• YOUR INSTRUCTIONS: Across the listing below, count the lines that mention the string "Allied". Reply with the figure only.

• PROVIDED RECORDS:
********

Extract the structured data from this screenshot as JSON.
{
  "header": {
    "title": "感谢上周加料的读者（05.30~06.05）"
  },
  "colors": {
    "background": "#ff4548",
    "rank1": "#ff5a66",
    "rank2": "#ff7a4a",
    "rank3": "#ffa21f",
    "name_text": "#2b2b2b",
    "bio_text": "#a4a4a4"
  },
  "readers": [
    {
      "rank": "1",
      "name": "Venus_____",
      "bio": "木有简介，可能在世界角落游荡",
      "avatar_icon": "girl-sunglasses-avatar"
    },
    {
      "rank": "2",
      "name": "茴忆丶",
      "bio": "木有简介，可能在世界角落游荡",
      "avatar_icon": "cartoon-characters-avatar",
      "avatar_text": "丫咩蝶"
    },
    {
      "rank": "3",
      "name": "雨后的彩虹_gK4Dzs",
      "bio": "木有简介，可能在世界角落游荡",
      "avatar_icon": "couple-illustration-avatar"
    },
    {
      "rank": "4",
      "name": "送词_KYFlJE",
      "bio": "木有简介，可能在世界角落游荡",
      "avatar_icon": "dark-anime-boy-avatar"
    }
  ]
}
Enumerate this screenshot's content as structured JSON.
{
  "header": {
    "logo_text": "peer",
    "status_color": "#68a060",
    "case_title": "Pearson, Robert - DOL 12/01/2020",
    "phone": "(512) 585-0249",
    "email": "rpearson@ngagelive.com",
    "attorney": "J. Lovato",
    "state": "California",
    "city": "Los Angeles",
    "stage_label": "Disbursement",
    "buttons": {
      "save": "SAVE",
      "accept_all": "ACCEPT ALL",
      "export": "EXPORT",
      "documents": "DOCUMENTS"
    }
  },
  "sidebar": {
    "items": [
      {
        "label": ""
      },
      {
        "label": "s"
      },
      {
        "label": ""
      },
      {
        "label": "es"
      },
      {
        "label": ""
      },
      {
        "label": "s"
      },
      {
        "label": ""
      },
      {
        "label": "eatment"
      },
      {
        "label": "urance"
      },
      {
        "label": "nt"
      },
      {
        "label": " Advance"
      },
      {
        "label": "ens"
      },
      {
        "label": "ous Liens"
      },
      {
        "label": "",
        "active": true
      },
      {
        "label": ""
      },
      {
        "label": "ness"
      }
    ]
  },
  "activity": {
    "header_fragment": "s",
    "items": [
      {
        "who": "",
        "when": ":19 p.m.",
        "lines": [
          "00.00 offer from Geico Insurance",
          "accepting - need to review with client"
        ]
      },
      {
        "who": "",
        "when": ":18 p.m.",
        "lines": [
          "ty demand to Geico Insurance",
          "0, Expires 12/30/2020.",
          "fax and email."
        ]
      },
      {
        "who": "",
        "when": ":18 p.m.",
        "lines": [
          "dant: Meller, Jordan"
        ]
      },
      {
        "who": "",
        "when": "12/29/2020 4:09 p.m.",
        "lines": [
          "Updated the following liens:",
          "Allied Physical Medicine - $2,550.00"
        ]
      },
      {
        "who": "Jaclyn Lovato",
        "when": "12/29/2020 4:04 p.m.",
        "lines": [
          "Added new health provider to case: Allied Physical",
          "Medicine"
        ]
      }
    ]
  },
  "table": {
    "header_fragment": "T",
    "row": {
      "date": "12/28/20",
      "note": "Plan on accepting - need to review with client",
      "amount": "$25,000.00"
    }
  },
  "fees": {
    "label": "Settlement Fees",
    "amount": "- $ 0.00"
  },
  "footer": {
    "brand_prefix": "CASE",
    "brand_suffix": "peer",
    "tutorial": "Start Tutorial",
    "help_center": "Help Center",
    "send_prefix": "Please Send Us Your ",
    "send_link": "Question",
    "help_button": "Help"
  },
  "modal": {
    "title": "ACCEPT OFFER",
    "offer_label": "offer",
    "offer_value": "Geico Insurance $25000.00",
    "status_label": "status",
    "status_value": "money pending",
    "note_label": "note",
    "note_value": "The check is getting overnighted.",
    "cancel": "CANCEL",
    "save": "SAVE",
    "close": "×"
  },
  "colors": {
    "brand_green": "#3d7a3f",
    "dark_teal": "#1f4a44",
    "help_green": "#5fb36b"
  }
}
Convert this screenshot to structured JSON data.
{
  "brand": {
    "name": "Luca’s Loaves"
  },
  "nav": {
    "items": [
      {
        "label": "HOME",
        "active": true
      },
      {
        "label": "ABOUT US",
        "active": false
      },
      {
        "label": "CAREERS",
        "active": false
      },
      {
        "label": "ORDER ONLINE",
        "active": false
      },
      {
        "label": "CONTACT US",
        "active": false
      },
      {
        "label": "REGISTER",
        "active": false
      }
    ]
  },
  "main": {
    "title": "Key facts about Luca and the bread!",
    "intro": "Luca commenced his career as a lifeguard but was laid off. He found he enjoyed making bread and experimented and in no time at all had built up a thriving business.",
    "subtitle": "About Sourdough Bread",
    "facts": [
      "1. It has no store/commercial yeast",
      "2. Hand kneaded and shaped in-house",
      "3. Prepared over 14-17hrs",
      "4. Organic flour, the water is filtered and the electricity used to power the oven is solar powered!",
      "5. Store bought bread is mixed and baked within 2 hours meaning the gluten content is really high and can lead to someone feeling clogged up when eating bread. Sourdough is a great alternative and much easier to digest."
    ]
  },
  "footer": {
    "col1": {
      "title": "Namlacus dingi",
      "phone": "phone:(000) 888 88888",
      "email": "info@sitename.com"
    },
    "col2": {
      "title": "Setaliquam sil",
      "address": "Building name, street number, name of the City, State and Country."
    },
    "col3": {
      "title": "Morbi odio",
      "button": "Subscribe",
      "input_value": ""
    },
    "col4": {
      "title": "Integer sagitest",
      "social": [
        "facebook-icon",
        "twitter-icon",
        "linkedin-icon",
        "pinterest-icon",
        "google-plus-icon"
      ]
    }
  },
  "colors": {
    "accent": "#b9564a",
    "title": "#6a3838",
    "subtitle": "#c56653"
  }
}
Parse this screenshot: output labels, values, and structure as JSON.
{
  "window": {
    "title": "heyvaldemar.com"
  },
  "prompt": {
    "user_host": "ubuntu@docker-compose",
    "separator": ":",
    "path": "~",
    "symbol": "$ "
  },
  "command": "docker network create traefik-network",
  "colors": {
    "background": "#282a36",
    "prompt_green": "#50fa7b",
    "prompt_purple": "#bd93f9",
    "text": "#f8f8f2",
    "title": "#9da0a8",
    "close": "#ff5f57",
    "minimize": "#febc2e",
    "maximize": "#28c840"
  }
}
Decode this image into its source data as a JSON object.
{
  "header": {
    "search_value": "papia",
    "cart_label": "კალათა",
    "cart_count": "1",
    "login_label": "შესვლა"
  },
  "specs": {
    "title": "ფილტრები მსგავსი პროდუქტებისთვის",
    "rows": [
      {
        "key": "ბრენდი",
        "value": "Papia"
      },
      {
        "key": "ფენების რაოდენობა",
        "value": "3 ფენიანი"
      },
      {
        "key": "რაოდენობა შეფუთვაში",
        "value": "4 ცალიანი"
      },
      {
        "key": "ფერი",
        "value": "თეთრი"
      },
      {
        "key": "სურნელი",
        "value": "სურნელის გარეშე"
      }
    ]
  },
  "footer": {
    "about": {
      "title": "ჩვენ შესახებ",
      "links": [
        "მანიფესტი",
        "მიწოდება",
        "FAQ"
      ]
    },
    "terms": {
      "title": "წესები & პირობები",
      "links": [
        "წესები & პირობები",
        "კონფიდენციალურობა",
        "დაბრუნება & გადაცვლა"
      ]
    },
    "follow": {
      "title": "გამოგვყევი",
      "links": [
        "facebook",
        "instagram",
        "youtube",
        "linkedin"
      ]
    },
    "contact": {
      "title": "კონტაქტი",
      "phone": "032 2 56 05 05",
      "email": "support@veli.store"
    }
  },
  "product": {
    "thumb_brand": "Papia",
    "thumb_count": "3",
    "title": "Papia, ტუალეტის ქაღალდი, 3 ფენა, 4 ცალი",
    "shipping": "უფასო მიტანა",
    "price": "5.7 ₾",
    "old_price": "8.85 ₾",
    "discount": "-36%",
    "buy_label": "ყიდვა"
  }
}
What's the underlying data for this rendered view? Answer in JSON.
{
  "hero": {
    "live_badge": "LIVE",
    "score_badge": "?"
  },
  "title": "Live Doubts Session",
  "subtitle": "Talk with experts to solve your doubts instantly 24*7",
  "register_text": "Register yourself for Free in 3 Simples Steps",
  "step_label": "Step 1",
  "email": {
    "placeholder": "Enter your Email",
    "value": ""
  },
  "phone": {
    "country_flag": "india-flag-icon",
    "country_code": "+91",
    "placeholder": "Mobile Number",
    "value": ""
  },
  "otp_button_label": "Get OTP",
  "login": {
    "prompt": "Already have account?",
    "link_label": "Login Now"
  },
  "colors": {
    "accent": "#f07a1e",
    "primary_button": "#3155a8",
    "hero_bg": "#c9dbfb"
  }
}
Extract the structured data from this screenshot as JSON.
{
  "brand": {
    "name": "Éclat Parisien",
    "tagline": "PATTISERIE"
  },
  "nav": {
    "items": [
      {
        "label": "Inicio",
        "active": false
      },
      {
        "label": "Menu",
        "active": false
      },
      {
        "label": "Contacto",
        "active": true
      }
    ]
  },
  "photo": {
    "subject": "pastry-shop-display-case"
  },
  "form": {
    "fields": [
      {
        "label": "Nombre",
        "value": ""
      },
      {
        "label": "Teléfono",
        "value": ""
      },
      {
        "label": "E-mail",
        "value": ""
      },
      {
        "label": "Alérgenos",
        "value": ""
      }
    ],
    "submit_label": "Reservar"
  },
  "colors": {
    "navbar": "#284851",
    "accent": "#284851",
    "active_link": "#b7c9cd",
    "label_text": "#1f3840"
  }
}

********

• EXERCISE SOLUTION: 2